## [STATED GOAL]
In the data below, find every line that has the string "ikke", and copy it.

(Data items)
>> Begin
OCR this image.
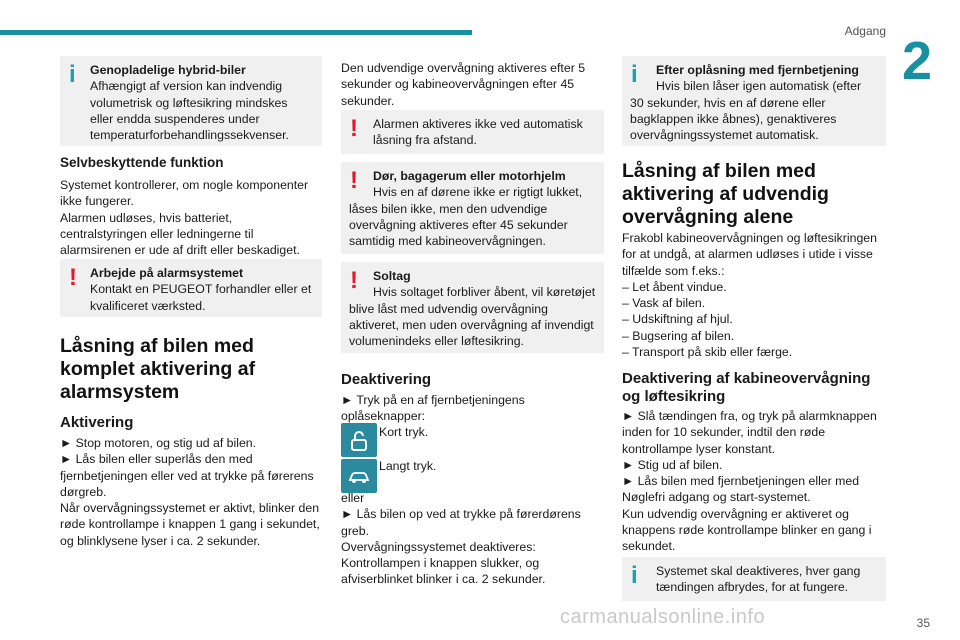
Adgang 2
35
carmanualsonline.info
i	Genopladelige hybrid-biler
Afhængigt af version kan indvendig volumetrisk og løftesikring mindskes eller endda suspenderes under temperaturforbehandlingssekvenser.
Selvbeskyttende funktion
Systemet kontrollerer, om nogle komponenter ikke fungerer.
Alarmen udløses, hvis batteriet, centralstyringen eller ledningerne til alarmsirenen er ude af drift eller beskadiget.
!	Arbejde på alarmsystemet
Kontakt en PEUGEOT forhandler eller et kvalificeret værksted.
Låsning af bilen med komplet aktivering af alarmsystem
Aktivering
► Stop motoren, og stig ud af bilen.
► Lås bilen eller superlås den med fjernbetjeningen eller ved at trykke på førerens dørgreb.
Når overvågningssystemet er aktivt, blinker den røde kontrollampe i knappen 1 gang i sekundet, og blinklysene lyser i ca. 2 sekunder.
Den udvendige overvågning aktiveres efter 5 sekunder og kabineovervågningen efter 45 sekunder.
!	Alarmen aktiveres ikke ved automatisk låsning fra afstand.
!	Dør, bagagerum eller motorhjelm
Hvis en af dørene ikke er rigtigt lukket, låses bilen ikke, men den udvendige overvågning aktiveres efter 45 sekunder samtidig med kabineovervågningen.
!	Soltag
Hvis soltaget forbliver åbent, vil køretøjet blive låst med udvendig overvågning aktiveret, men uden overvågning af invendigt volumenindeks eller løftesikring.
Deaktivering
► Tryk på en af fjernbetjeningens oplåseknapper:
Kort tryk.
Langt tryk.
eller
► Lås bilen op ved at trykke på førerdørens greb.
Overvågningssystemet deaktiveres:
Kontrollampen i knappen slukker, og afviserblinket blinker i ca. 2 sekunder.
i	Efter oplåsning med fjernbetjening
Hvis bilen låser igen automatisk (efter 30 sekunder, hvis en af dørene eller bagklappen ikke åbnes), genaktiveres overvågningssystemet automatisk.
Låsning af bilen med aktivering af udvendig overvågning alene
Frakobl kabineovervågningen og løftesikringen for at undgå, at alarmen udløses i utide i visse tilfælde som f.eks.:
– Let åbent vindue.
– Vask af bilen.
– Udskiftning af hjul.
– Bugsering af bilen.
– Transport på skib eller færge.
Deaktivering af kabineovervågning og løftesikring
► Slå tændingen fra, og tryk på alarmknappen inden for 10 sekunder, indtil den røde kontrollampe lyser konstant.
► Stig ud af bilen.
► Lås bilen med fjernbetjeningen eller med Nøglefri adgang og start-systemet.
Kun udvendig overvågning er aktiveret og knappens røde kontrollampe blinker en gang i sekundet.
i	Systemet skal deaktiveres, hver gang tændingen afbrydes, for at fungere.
>> End
>> Begin
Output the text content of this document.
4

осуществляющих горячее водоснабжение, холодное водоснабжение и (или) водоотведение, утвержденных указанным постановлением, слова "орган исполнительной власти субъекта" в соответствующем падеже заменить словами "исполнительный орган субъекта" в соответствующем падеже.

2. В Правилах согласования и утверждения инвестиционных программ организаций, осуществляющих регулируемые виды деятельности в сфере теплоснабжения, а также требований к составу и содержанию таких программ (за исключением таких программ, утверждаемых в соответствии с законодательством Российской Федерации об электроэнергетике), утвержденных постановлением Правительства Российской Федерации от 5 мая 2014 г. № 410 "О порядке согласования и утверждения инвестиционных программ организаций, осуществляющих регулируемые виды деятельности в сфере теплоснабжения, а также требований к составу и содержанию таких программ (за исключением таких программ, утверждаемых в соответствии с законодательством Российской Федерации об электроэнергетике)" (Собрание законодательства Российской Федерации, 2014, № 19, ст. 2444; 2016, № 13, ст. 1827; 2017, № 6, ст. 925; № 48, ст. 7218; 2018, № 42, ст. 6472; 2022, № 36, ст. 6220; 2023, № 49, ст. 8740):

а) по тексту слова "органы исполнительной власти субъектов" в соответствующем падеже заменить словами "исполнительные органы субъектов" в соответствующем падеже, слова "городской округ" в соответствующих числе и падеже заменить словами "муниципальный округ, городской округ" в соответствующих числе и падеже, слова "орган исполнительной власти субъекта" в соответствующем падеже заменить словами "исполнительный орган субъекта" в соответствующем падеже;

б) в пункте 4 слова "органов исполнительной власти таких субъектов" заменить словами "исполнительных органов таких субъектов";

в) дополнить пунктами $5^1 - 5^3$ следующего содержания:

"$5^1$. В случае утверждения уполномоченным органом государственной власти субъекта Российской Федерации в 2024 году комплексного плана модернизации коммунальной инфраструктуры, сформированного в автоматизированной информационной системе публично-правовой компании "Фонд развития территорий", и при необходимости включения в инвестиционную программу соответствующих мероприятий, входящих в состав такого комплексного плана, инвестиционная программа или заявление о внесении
>> End
## [TASK OUTPUT]
Systemet kontrollerer, om nogle komponenter ikke fungerer.
!	Alarmen aktiveres ikke ved automatisk låsning fra afstand.
Hvis en af dørene ikke er rigtigt lukket, låses bilen ikke, men den udvendige overvågning aktiveres efter 45 sekunder samtidig med kabineovervågningen.
Hvis bilen låser igen automatisk (efter 30 sekunder, hvis en af dørene eller bagklappen ikke åbnes), genaktiveres overvågningssystemet automatisk.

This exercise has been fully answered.